» **SET TASK**: Exclude the pictures and return every line exactly as written.
===============
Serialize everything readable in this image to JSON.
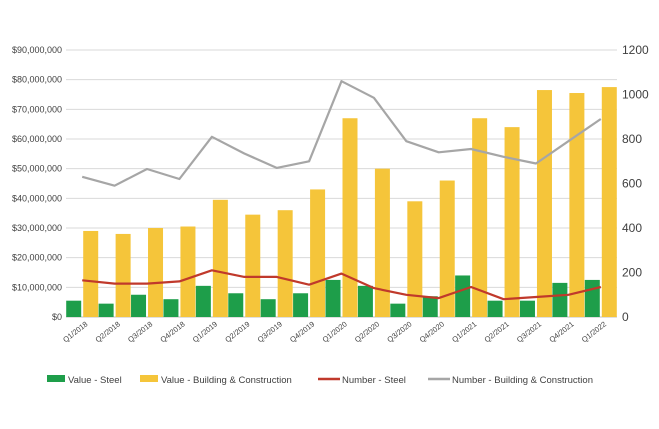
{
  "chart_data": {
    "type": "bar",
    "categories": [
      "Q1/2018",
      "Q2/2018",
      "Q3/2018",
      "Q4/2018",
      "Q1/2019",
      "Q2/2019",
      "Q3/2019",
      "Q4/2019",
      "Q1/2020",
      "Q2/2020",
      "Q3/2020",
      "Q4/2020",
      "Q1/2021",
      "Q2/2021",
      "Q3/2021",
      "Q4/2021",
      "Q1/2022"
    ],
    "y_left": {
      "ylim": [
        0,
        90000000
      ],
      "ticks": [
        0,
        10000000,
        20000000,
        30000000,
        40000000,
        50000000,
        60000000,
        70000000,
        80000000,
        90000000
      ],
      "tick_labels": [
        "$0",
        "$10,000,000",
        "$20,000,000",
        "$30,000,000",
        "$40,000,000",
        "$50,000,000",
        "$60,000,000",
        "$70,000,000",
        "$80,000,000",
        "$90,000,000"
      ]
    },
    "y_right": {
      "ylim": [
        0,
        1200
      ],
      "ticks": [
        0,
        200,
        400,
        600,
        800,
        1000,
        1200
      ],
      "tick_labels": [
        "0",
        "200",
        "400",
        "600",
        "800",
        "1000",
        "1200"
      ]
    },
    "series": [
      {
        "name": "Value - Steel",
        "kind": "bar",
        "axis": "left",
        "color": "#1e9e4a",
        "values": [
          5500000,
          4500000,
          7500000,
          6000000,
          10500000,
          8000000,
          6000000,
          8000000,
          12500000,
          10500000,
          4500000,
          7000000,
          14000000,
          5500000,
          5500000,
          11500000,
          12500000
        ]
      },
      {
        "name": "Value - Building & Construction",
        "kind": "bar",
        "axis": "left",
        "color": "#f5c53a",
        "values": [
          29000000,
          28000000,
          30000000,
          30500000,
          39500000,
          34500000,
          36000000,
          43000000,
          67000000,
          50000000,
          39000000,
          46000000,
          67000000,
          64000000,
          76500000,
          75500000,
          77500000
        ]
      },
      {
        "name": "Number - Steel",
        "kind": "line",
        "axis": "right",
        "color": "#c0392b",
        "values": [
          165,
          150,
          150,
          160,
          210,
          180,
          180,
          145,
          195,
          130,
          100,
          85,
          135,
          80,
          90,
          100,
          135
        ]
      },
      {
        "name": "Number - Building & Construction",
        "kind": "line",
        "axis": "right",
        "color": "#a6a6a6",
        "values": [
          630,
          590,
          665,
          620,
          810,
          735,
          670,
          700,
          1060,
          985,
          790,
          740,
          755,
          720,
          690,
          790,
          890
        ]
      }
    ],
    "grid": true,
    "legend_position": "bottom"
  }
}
===============
» **TASK RESULT**:
Serialize everything readable in this image to JSON.
{
  "chart_data": {
    "type": "bar",
    "categories": [
      "Q1/2018",
      "Q2/2018",
      "Q3/2018",
      "Q4/2018",
      "Q1/2019",
      "Q2/2019",
      "Q3/2019",
      "Q4/2019",
      "Q1/2020",
      "Q2/2020",
      "Q3/2020",
      "Q4/2020",
      "Q1/2021",
      "Q2/2021",
      "Q3/2021",
      "Q4/2021",
      "Q1/2022"
    ],
    "y_left": {
      "ylim": [
        0,
        90000000
      ],
      "ticks": [
        0,
        10000000,
        20000000,
        30000000,
        40000000,
        50000000,
        60000000,
        70000000,
        80000000,
        90000000
      ],
      "tick_labels": [
        "$0",
        "$10,000,000",
        "$20,000,000",
        "$30,000,000",
        "$40,000,000",
        "$50,000,000",
        "$60,000,000",
        "$70,000,000",
        "$80,000,000",
        "$90,000,000"
      ]
    },
    "y_right": {
      "ylim": [
        0,
        1200
      ],
      "ticks": [
        0,
        200,
        400,
        600,
        800,
        1000,
        1200
      ],
      "tick_labels": [
        "0",
        "200",
        "400",
        "600",
        "800",
        "1000",
        "1200"
      ]
    },
    "series": [
      {
        "name": "Value - Steel",
        "kind": "bar",
        "axis": "left",
        "color": "#1e9e4a",
        "values": [
          5500000,
          4500000,
          7500000,
          6000000,
          10500000,
          8000000,
          6000000,
          8000000,
          12500000,
          10500000,
          4500000,
          7000000,
          14000000,
          5500000,
          5500000,
          11500000,
          12500000
        ]
      },
      {
        "name": "Value - Building & Construction",
        "kind": "bar",
        "axis": "left",
        "color": "#f5c53a",
        "values": [
          29000000,
          28000000,
          30000000,
          30500000,
          39500000,
          34500000,
          36000000,
          43000000,
          67000000,
          50000000,
          39000000,
          46000000,
          67000000,
          64000000,
          76500000,
          75500000,
          77500000
        ]
      },
      {
        "name": "Number - Steel",
        "kind": "line",
        "axis": "right",
        "color": "#c0392b",
        "values": [
          165,
          150,
          150,
          160,
          210,
          180,
          180,
          145,
          195,
          130,
          100,
          85,
          135,
          80,
          90,
          100,
          135
        ]
      },
      {
        "name": "Number - Building & Construction",
        "kind": "line",
        "axis": "right",
        "color": "#a6a6a6",
        "values": [
          630,
          590,
          665,
          620,
          810,
          735,
          670,
          700,
          1060,
          985,
          790,
          740,
          755,
          720,
          690,
          790,
          890
        ]
      }
    ],
    "grid": true,
    "legend_position": "bottom"
  }
}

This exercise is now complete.